_Directive:_
Go through the data below line by line and count those containing the word "print". Reply with the count only.

━━ Task input

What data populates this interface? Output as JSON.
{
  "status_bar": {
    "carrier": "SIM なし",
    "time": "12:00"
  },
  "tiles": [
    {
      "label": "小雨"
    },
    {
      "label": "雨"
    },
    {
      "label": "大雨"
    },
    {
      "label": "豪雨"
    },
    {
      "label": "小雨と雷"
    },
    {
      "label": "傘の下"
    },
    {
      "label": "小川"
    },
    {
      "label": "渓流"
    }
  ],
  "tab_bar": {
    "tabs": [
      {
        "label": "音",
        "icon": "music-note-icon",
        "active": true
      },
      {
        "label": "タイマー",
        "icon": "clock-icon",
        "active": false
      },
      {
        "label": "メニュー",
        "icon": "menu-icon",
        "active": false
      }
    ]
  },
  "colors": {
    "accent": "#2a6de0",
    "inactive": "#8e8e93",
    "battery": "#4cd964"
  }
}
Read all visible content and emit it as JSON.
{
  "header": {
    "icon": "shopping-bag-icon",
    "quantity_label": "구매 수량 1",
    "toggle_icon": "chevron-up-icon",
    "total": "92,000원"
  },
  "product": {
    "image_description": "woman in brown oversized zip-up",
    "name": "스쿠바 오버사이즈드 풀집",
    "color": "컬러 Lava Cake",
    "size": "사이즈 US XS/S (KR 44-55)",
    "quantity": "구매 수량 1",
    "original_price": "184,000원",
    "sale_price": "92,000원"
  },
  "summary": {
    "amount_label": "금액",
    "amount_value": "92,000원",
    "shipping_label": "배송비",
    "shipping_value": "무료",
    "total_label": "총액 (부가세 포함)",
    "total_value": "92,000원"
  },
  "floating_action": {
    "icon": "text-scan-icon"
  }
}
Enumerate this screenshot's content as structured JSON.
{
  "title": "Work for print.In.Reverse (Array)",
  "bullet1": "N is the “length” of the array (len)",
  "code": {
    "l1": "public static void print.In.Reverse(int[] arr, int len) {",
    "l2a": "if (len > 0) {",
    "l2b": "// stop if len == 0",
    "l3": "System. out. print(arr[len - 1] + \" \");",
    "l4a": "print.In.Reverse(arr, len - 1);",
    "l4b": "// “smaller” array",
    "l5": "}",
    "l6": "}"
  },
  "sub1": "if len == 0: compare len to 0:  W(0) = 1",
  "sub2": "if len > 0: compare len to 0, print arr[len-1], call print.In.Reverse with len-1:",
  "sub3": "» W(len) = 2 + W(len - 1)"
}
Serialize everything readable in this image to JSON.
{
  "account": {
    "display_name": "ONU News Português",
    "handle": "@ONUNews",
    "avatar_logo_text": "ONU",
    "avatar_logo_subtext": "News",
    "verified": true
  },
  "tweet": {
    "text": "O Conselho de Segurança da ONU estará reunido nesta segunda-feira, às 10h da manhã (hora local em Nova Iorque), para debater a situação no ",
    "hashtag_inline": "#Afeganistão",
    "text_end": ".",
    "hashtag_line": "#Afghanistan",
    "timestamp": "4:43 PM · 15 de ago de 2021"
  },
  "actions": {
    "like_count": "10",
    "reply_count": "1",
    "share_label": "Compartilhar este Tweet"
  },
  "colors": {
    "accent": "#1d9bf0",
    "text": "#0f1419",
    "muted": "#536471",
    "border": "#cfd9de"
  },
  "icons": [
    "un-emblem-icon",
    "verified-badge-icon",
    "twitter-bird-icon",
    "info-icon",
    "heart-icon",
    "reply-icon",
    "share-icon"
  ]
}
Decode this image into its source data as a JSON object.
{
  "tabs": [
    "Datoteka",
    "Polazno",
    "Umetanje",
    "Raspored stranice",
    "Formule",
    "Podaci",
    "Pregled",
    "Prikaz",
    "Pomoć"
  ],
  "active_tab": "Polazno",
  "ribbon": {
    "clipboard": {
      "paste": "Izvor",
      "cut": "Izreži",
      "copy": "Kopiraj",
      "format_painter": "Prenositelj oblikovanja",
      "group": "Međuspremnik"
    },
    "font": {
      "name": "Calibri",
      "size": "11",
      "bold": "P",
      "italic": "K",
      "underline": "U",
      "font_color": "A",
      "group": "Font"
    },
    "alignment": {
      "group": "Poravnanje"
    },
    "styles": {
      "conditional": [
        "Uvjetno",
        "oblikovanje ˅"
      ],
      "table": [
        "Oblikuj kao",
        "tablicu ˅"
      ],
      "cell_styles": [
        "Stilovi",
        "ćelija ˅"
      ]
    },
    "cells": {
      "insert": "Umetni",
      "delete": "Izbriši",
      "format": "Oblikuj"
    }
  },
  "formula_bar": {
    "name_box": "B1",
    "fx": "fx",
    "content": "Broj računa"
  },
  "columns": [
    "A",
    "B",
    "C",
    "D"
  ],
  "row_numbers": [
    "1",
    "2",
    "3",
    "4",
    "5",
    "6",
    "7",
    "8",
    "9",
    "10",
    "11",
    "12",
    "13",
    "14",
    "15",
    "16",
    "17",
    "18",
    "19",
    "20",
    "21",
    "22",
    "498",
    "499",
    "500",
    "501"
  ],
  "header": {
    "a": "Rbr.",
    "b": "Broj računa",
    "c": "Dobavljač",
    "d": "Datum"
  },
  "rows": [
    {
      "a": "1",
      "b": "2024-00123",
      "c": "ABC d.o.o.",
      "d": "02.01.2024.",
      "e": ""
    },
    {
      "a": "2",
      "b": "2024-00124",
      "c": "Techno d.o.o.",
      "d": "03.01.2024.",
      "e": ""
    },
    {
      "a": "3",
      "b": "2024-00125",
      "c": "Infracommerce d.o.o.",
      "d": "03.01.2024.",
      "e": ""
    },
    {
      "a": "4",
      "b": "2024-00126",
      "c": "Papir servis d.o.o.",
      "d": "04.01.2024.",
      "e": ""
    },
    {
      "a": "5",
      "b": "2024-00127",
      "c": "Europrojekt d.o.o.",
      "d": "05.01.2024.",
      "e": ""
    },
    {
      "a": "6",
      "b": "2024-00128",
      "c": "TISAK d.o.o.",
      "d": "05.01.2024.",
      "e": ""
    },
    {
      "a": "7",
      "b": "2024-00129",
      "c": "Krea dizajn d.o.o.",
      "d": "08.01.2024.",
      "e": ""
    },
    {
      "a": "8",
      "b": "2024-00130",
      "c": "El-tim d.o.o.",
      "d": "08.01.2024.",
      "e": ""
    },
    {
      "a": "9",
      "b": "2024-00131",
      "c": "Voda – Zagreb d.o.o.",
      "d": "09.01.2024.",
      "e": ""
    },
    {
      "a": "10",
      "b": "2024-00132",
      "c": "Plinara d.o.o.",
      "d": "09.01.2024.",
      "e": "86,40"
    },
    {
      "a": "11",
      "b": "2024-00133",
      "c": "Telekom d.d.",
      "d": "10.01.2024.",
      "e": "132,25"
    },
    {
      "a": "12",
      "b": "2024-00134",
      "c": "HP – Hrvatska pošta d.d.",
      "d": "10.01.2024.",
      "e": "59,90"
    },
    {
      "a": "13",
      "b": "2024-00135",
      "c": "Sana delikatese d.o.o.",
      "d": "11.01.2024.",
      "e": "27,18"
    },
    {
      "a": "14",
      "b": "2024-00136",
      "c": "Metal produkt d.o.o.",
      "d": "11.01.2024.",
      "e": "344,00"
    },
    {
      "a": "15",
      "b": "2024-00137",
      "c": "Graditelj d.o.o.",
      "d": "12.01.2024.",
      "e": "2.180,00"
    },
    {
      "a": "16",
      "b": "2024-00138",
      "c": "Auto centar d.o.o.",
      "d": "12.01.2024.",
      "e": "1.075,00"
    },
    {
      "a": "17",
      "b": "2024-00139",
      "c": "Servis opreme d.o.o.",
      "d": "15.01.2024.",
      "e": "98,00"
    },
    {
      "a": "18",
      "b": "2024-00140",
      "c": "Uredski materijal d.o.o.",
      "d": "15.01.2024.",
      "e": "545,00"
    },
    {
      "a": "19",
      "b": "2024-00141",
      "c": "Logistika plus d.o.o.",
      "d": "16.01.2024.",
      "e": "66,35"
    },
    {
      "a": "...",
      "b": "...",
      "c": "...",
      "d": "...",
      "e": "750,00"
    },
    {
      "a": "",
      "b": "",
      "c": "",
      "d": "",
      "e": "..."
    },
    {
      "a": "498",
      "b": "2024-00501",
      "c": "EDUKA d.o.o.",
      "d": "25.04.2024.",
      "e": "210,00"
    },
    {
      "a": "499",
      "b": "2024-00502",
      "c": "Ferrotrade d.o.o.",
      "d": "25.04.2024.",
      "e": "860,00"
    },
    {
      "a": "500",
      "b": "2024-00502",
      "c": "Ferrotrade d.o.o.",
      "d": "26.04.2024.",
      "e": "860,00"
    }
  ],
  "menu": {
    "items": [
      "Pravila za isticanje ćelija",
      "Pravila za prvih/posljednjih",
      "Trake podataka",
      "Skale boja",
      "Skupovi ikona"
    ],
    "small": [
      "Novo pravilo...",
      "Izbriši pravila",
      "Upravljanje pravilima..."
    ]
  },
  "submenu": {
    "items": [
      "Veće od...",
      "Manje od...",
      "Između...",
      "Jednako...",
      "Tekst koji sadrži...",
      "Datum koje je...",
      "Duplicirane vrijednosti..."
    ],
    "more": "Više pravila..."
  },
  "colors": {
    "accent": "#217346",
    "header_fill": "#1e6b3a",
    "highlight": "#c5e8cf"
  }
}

━━━━

_Completed exercise:_
5